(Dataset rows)
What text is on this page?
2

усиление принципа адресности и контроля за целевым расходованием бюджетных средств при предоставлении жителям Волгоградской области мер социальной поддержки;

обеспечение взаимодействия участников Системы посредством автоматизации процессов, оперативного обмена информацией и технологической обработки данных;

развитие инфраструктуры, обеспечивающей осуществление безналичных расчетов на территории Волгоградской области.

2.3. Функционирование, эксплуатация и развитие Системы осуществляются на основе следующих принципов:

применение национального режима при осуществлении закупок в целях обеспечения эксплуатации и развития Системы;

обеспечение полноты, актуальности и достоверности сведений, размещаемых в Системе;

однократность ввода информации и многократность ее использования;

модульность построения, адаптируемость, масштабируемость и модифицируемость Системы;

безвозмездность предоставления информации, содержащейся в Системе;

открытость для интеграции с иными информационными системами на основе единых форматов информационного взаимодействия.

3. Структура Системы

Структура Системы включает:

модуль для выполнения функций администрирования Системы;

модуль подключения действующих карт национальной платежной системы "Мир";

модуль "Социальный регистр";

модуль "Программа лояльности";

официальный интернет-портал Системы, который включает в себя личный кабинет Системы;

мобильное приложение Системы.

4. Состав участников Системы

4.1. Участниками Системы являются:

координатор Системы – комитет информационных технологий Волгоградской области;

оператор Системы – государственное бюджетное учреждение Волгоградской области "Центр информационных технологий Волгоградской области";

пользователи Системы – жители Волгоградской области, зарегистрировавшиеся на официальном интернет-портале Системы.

### What is asked
What is needed here is an exact reproduction of all the entries.

### Expected answer
What text is on this page?
2

усиление принципа адресности и контроля за целевым расходованием бюджетных средств при предоставлении жителям Волгоградской области мер социальной поддержки;

обеспечение взаимодействия участников Системы посредством автоматизации процессов, оперативного обмена информацией и технологической обработки данных;

развитие инфраструктуры, обеспечивающей осуществление безналичных расчетов на территории Волгоградской области.

2.3. Функционирование, эксплуатация и развитие Системы осуществляются на основе следующих принципов:

применение национального режима при осуществлении закупок в целях обеспечения эксплуатации и развития Системы;

обеспечение полноты, актуальности и достоверности сведений, размещаемых в Системе;

однократность ввода информации и многократность ее использования;

модульность построения, адаптируемость, масштабируемость и модифицируемость Системы;

безвозмездность предоставления информации, содержащейся в Системе;

открытость для интеграции с иными информационными системами на основе единых форматов информационного взаимодействия.

3. Структура Системы

Структура Системы включает:

модуль для выполнения функций администрирования Системы;

модуль подключения действующих карт национальной платежной системы "Мир";

модуль "Социальный регистр";

модуль "Программа лояльности";

официальный интернет-портал Системы, который включает в себя личный кабинет Системы;

мобильное приложение Системы.

4. Состав участников Системы

4.1. Участниками Системы являются:

координатор Системы – комитет информационных технологий Волгоградской области;

оператор Системы – государственное бюджетное учреждение Волгоградской области "Центр информационных технологий Волгоградской области";

пользователи Системы – жители Волгоградской области, зарегистрировавшиеся на официальном интернет-портале Системы.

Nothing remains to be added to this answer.